===== EXERCISE INPUT
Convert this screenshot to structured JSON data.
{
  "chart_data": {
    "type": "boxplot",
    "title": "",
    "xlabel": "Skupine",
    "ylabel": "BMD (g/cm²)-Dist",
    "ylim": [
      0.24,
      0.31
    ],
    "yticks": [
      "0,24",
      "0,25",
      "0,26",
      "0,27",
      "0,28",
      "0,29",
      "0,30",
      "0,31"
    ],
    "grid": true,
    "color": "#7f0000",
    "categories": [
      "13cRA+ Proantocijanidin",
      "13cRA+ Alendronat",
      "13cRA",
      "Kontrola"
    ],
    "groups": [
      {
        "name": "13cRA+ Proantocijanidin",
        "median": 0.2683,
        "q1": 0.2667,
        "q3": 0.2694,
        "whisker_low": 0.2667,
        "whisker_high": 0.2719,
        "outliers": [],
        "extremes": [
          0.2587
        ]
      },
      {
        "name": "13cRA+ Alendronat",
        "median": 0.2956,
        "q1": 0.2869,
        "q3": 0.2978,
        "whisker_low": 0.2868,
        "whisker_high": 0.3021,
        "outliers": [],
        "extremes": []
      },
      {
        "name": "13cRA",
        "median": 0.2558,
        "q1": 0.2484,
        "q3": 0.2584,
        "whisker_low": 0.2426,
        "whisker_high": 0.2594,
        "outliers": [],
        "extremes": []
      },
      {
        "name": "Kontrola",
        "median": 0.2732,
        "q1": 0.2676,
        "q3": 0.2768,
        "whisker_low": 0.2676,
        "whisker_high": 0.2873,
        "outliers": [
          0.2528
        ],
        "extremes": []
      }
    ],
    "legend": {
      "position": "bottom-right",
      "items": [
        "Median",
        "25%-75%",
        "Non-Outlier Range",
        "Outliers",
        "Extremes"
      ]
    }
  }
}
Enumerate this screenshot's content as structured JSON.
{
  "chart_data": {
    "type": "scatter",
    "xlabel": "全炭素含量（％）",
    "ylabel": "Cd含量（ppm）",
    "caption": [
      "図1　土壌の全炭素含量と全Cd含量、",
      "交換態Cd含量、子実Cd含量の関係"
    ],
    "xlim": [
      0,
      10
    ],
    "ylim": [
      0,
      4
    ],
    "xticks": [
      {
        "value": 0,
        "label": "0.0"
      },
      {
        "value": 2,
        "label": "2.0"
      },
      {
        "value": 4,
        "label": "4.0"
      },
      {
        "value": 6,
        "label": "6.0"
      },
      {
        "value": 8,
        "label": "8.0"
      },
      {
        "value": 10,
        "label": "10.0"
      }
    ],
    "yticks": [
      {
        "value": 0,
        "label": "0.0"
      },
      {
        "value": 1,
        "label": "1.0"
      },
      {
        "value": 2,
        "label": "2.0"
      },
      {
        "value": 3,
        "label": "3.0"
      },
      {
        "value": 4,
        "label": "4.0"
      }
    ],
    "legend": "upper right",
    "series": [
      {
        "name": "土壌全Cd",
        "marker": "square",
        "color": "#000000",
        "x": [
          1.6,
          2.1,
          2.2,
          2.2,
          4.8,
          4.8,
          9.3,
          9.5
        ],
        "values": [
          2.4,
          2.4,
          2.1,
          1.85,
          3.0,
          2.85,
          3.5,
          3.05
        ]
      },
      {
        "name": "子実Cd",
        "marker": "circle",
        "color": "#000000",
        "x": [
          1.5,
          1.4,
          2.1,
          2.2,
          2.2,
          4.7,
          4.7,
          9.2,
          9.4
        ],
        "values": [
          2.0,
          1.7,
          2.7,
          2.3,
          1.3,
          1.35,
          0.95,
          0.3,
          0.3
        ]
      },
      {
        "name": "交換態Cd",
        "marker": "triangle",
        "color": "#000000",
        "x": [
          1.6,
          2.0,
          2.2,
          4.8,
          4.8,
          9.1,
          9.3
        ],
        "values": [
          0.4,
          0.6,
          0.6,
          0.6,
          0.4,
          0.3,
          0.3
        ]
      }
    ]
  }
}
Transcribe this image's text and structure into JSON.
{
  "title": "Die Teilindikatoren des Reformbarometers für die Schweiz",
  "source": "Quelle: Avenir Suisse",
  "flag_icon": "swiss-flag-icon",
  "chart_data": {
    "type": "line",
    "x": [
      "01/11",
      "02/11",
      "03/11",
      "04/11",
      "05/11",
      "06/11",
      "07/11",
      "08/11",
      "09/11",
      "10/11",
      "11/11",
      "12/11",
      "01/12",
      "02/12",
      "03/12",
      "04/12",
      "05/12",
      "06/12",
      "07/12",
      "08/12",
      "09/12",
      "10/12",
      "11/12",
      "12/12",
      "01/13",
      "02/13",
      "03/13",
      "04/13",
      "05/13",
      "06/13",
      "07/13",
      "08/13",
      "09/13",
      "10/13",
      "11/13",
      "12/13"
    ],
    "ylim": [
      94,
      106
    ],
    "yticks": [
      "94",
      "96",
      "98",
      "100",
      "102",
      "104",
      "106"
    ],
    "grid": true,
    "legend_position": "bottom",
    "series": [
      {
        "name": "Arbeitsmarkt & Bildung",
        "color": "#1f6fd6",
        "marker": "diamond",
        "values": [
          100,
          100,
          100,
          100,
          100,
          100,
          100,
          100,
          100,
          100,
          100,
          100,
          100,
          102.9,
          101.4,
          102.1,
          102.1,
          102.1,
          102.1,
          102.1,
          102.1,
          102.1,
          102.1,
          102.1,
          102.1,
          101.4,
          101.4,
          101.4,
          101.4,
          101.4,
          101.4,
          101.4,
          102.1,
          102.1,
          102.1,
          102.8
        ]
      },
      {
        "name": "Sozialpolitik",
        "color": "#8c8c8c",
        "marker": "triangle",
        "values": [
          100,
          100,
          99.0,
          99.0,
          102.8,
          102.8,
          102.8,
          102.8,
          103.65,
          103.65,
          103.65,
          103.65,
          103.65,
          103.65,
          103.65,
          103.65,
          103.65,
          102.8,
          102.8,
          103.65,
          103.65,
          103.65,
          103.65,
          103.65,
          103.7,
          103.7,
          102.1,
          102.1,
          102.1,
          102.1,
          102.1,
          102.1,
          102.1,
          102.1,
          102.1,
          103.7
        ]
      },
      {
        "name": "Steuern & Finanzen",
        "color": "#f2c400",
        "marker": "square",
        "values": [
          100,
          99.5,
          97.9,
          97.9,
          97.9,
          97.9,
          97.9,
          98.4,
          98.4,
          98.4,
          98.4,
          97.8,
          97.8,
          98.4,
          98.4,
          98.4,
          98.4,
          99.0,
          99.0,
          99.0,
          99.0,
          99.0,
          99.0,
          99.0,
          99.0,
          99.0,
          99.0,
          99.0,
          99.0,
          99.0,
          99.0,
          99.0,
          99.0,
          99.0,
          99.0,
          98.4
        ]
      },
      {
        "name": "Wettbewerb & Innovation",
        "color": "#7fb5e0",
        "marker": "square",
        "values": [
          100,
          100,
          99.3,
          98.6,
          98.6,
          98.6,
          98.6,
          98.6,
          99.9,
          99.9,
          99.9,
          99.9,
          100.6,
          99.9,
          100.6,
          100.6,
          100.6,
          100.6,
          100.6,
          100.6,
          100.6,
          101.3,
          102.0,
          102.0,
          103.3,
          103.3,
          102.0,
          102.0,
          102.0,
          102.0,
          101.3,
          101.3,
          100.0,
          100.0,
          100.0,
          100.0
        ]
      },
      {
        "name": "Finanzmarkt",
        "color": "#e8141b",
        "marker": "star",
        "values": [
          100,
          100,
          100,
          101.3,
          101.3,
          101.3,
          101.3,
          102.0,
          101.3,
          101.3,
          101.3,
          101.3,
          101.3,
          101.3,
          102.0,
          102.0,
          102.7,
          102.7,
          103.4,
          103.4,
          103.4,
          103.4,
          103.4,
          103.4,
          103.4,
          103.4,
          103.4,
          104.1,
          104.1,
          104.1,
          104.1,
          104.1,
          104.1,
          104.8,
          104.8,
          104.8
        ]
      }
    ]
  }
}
==========
Within the data above, pick out all lines holding the word "color".

    "color": "#7f0000",
        "color": "#000000",
        "color": "#000000",
        "color": "#000000",
        "color": "#1f6fd6",
        "color": "#8c8c8c",
        "color": "#f2c400",
        "color": "#7fb5e0",
        "color": "#e8141b",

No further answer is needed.